-- Start of EXTRACTED MATERIAL --

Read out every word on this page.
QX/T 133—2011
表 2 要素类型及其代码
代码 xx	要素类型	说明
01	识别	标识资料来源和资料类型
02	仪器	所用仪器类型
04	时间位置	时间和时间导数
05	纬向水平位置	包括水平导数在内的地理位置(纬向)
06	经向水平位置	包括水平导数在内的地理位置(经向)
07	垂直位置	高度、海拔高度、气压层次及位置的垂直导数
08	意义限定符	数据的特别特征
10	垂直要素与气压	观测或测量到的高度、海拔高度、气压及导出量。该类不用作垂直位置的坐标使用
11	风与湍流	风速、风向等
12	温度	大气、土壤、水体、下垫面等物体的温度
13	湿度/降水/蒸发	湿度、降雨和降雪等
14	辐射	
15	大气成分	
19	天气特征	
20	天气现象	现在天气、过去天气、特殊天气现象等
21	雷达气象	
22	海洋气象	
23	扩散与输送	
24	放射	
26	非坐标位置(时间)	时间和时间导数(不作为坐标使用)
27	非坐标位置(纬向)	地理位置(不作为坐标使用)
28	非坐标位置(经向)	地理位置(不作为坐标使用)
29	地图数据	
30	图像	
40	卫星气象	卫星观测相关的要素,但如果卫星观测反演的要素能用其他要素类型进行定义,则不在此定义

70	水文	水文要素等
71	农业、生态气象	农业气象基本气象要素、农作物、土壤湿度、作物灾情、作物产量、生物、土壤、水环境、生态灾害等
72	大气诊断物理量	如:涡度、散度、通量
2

-- End of EXTRACTED MATERIAL --

• [WORK REQUIRED]
Extract the full listing above without altering anything.

• [SOLUTION]
Read out every word on this page.
QX/T 133—2011
表 2 要素类型及其代码
代码 xx	要素类型	说明
01	识别	标识资料来源和资料类型
02	仪器	所用仪器类型
04	时间位置	时间和时间导数
05	纬向水平位置	包括水平导数在内的地理位置(纬向)
06	经向水平位置	包括水平导数在内的地理位置(经向)
07	垂直位置	高度、海拔高度、气压层次及位置的垂直导数
08	意义限定符	数据的特别特征
10	垂直要素与气压	观测或测量到的高度、海拔高度、气压及导出量。该类不用作垂直位置的坐标使用
11	风与湍流	风速、风向等
12	温度	大气、土壤、水体、下垫面等物体的温度
13	湿度/降水/蒸发	湿度、降雨和降雪等
14	辐射	
15	大气成分	
19	天气特征	
20	天气现象	现在天气、过去天气、特殊天气现象等
21	雷达气象	
22	海洋气象	
23	扩散与输送	
24	放射	
26	非坐标位置(时间)	时间和时间导数(不作为坐标使用)
27	非坐标位置(纬向)	地理位置(不作为坐标使用)
28	非坐标位置(经向)	地理位置(不作为坐标使用)
29	地图数据	
30	图像	
40	卫星气象	卫星观测相关的要素,但如果卫星观测反演的要素能用其他要素类型进行定义,则不在此定义

70	水文	水文要素等
71	农业、生态气象	农业气象基本气象要素、农作物、土壤湿度、作物灾情、作物产量、生物、土壤、水环境、生态灾害等
72	大气诊断物理量	如:涡度、散度、通量
2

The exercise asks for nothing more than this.